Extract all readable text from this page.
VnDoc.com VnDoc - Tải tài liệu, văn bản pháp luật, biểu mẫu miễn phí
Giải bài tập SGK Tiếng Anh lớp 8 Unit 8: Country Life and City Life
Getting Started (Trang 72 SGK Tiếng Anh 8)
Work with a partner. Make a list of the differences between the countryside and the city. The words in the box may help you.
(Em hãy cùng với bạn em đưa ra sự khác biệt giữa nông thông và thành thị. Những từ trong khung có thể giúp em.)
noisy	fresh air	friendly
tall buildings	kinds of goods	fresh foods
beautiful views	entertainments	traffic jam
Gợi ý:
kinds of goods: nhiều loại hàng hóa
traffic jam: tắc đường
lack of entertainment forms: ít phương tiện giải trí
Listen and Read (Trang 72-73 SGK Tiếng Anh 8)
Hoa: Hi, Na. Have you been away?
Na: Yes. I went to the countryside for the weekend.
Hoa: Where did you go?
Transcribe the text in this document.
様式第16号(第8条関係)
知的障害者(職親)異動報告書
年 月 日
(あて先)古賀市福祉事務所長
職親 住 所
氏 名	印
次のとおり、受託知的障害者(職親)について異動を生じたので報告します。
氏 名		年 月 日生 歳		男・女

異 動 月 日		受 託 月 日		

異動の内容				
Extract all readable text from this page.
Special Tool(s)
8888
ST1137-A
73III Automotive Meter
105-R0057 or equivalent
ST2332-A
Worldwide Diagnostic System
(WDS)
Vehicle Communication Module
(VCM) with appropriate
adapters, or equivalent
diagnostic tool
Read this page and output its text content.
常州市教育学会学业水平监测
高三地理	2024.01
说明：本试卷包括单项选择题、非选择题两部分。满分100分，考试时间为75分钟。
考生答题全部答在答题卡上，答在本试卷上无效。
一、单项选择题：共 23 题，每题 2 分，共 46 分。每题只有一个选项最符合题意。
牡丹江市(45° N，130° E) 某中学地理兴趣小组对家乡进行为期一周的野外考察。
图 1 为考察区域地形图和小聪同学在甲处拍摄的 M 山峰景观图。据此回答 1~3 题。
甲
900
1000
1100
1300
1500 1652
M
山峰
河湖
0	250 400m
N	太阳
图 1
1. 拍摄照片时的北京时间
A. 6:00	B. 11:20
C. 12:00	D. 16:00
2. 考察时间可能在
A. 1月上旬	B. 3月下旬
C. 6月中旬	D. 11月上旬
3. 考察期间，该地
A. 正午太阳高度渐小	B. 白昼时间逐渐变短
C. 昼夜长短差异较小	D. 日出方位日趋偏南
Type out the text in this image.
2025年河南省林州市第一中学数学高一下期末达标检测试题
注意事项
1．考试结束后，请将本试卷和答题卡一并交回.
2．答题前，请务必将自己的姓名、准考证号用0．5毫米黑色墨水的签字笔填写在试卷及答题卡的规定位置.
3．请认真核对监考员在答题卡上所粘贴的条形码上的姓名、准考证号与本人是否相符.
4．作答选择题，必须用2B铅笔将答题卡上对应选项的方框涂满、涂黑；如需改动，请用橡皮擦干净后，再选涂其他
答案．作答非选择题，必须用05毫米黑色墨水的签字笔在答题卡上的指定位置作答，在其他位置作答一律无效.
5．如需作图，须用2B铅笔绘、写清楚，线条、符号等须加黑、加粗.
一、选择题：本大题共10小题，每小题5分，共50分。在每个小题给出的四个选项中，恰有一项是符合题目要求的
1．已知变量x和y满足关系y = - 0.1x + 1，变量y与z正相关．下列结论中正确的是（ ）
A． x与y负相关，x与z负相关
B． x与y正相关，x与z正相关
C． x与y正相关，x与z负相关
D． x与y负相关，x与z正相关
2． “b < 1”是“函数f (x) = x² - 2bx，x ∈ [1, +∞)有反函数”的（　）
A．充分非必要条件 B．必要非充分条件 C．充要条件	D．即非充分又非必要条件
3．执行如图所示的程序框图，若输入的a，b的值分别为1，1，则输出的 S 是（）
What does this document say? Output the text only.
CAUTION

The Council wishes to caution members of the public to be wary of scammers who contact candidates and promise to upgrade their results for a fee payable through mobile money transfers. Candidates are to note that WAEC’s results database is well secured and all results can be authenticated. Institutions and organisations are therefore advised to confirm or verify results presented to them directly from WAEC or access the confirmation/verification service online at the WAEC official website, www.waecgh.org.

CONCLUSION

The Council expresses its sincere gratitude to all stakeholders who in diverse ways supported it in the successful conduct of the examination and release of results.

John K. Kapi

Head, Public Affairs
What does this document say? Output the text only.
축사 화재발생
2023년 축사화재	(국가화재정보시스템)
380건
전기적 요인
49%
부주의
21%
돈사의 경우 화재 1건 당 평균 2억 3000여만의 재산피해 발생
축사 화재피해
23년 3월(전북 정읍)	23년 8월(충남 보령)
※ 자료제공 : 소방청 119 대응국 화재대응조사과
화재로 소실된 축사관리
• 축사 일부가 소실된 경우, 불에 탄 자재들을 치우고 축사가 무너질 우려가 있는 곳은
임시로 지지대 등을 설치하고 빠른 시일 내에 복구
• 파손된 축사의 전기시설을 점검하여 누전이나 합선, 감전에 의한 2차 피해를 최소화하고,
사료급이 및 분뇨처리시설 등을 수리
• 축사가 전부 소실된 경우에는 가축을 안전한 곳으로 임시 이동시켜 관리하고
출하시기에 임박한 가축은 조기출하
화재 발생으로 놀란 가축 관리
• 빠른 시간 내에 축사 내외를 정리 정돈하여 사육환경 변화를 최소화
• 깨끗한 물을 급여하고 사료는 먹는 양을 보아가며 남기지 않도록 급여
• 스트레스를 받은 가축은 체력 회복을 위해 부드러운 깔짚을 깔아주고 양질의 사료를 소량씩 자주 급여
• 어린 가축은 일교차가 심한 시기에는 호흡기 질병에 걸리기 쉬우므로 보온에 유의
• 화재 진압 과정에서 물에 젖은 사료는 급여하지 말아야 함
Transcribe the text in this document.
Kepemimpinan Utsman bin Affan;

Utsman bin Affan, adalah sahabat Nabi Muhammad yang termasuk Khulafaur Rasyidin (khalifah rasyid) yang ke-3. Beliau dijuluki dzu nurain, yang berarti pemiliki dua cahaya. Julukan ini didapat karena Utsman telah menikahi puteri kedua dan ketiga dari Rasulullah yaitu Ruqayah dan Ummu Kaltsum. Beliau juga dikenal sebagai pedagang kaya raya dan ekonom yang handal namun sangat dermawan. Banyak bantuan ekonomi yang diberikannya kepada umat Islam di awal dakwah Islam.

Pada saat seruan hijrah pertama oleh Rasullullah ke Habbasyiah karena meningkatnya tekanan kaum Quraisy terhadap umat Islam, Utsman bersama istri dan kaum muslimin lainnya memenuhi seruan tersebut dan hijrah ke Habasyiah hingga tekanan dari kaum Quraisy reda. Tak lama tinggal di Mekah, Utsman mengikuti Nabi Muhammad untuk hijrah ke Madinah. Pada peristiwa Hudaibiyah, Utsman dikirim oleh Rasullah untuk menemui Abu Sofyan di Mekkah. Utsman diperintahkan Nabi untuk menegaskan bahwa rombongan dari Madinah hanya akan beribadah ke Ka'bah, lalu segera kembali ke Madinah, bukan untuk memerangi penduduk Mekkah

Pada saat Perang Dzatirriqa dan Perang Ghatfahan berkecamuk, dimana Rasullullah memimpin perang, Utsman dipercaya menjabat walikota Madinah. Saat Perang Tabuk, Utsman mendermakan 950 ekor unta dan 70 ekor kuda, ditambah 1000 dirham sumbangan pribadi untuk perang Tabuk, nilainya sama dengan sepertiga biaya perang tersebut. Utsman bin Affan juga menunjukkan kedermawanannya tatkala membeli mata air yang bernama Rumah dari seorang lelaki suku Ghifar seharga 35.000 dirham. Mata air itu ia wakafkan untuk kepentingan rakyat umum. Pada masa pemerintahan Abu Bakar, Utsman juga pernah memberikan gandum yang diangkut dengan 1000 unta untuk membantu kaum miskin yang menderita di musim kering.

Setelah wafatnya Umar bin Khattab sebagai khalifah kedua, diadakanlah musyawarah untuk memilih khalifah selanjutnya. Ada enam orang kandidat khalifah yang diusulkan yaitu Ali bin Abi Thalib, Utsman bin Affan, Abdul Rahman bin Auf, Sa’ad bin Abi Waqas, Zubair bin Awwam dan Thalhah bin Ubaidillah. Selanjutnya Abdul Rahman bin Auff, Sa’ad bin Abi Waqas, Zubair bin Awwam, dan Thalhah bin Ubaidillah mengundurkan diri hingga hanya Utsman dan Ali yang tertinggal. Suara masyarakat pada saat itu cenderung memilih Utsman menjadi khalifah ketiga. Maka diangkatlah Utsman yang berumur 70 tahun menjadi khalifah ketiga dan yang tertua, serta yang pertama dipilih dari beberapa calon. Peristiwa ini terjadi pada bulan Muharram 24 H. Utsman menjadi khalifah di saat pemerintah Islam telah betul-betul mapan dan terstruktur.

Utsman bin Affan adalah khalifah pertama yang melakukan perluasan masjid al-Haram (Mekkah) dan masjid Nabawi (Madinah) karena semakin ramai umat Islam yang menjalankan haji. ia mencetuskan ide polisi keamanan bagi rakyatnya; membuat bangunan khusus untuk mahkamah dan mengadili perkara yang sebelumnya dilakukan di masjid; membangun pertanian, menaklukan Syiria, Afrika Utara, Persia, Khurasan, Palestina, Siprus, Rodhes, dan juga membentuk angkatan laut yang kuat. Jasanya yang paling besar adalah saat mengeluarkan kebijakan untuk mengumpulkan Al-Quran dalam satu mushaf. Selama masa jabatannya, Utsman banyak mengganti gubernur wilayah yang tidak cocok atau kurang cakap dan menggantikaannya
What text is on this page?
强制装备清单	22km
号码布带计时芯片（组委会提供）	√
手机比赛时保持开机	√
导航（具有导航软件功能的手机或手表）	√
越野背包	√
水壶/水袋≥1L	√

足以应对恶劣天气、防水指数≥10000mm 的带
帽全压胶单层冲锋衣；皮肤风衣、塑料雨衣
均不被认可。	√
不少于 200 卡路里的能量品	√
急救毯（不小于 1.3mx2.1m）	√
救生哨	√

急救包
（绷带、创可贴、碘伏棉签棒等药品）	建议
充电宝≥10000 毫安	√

——————

• Written problem: Work through the data and report how many of its lines hold the word "page", giving only the figure.

• Exercise answer: 4